THE PROBLEM >>
Pick out each line containing the string "的平均数是".

DATA FOR PROCESSING >>
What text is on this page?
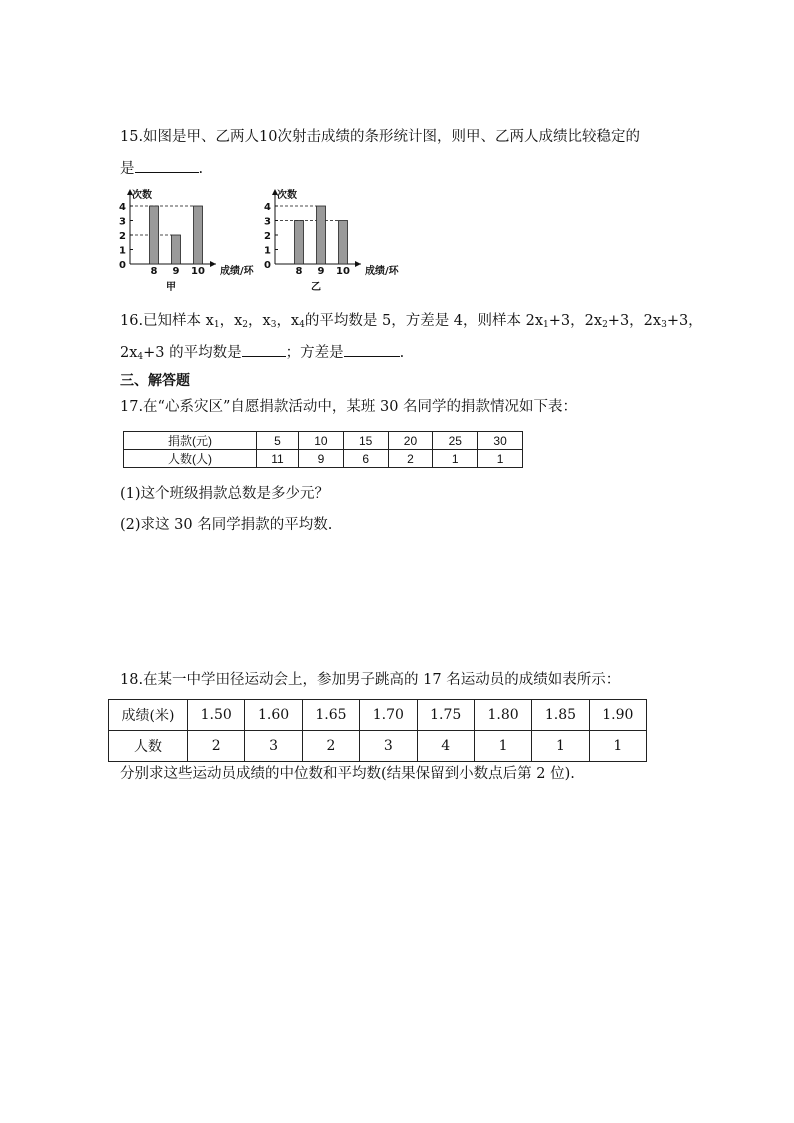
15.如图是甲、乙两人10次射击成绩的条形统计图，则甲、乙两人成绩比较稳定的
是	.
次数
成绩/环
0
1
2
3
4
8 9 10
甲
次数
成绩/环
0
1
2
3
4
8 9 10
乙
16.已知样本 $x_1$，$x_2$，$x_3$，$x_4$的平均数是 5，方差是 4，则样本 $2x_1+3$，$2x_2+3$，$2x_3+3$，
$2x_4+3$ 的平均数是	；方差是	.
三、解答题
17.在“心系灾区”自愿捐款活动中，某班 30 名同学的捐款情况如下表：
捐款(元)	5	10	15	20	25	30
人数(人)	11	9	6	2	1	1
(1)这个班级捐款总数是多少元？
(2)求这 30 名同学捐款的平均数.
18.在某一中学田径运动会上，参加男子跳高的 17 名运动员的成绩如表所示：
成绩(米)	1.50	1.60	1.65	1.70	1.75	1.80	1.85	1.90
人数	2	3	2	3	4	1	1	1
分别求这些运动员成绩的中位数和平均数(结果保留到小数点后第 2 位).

REPLY TO THE TASK >>
16.已知样本 $x_1$，$x_2$，$x_3$，$x_4$的平均数是 5，方差是 4，则样本 $2x_1+3$，$2x_2+3$，$2x_3+3$，
$2x_4+3$ 的平均数是	；方差是	.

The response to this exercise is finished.